**What is needed:** You are to retype all of the data exactly as it appears.

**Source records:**
※

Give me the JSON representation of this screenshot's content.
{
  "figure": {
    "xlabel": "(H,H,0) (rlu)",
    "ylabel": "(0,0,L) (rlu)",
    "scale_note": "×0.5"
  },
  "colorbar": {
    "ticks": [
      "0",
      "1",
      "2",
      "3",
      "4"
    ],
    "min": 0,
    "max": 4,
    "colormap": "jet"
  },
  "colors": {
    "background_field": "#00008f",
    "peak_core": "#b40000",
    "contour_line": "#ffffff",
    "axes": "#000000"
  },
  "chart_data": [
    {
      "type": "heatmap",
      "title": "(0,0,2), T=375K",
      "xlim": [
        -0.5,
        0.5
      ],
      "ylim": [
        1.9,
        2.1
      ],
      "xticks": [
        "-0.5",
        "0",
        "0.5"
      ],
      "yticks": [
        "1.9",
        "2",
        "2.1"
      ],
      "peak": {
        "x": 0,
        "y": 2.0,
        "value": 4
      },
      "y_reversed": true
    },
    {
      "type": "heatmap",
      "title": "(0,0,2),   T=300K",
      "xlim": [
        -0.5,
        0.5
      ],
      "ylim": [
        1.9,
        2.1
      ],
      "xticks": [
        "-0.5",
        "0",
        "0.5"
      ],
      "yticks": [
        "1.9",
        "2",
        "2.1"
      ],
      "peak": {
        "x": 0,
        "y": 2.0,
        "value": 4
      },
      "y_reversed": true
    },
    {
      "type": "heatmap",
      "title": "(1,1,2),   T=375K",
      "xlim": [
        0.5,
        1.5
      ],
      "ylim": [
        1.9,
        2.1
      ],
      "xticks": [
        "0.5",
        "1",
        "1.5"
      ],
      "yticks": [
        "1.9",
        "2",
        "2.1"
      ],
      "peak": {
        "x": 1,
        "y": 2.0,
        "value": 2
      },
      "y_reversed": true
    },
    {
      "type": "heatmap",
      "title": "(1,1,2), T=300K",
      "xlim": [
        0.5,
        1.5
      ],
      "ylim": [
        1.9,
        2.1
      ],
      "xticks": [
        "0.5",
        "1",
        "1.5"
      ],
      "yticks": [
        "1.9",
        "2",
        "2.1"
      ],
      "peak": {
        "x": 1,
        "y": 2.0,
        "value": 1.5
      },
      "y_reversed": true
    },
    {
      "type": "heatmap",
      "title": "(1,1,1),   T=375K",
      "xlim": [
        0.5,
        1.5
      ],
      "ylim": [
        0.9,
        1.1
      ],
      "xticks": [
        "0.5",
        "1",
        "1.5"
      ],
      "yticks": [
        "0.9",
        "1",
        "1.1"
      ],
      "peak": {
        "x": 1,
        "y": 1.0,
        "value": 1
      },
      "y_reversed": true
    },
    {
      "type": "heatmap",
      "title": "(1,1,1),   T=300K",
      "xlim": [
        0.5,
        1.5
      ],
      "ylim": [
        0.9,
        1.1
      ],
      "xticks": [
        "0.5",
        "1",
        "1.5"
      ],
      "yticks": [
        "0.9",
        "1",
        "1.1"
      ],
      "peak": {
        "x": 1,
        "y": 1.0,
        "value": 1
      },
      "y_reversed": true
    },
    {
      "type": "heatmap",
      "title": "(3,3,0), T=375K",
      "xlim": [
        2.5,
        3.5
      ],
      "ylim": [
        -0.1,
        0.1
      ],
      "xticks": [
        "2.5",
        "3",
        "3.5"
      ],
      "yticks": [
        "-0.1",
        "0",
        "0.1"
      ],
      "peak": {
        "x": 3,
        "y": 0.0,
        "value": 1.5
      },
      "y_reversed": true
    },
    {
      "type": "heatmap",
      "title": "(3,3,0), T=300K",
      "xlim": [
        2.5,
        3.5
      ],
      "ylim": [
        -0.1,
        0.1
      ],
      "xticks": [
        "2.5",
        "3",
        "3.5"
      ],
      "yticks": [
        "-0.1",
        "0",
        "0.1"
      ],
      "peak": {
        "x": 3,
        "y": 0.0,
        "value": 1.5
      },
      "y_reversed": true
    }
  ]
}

※

**Reply to the task:**
Give me the JSON representation of this screenshot's content.
{
  "figure": {
    "xlabel": "(H,H,0) (rlu)",
    "ylabel": "(0,0,L) (rlu)",
    "scale_note": "×0.5"
  },
  "colorbar": {
    "ticks": [
      "0",
      "1",
      "2",
      "3",
      "4"
    ],
    "min": 0,
    "max": 4,
    "colormap": "jet"
  },
  "colors": {
    "background_field": "#00008f",
    "peak_core": "#b40000",
    "contour_line": "#ffffff",
    "axes": "#000000"
  },
  "chart_data": [
    {
      "type": "heatmap",
      "title": "(0,0,2), T=375K",
      "xlim": [
        -0.5,
        0.5
      ],
      "ylim": [
        1.9,
        2.1
      ],
      "xticks": [
        "-0.5",
        "0",
        "0.5"
      ],
      "yticks": [
        "1.9",
        "2",
        "2.1"
      ],
      "peak": {
        "x": 0,
        "y": 2.0,
        "value": 4
      },
      "y_reversed": true
    },
    {
      "type": "heatmap",
      "title": "(0,0,2),   T=300K",
      "xlim": [
        -0.5,
        0.5
      ],
      "ylim": [
        1.9,
        2.1
      ],
      "xticks": [
        "-0.5",
        "0",
        "0.5"
      ],
      "yticks": [
        "1.9",
        "2",
        "2.1"
      ],
      "peak": {
        "x": 0,
        "y": 2.0,
        "value": 4
      },
      "y_reversed": true
    },
    {
      "type": "heatmap",
      "title": "(1,1,2),   T=375K",
      "xlim": [
        0.5,
        1.5
      ],
      "ylim": [
        1.9,
        2.1
      ],
      "xticks": [
        "0.5",
        "1",
        "1.5"
      ],
      "yticks": [
        "1.9",
        "2",
        "2.1"
      ],
      "peak": {
        "x": 1,
        "y": 2.0,
        "value": 2
      },
      "y_reversed": true
    },
    {
      "type": "heatmap",
      "title": "(1,1,2), T=300K",
      "xlim": [
        0.5,
        1.5
      ],
      "ylim": [
        1.9,
        2.1
      ],
      "xticks": [
        "0.5",
        "1",
        "1.5"
      ],
      "yticks": [
        "1.9",
        "2",
        "2.1"
      ],
      "peak": {
        "x": 1,
        "y": 2.0,
        "value": 1.5
      },
      "y_reversed": true
    },
    {
      "type": "heatmap",
      "title": "(1,1,1),   T=375K",
      "xlim": [
        0.5,
        1.5
      ],
      "ylim": [
        0.9,
        1.1
      ],
      "xticks": [
        "0.5",
        "1",
        "1.5"
      ],
      "yticks": [
        "0.9",
        "1",
        "1.1"
      ],
      "peak": {
        "x": 1,
        "y": 1.0,
        "value": 1
      },
      "y_reversed": true
    },
    {
      "type": "heatmap",
      "title": "(1,1,1),   T=300K",
      "xlim": [
        0.5,
        1.5
      ],
      "ylim": [
        0.9,
        1.1
      ],
      "xticks": [
        "0.5",
        "1",
        "1.5"
      ],
      "yticks": [
        "0.9",
        "1",
        "1.1"
      ],
      "peak": {
        "x": 1,
        "y": 1.0,
        "value": 1
      },
      "y_reversed": true
    },
    {
      "type": "heatmap",
      "title": "(3,3,0), T=375K",
      "xlim": [
        2.5,
        3.5
      ],
      "ylim": [
        -0.1,
        0.1
      ],
      "xticks": [
        "2.5",
        "3",
        "3.5"
      ],
      "yticks": [
        "-0.1",
        "0",
        "0.1"
      ],
      "peak": {
        "x": 3,
        "y": 0.0,
        "value": 1.5
      },
      "y_reversed": true
    },
    {
      "type": "heatmap",
      "title": "(3,3,0), T=300K",
      "xlim": [
        2.5,
        3.5
      ],
      "ylim": [
        -0.1,
        0.1
      ],
      "xticks": [
        "2.5",
        "3",
        "3.5"
      ],
      "yticks": [
        "-0.1",
        "0",
        "0.1"
      ],
      "peak": {
        "x": 3,
        "y": 0.0,
        "value": 1.5
      },
      "y_reversed": true
    }
  ]
}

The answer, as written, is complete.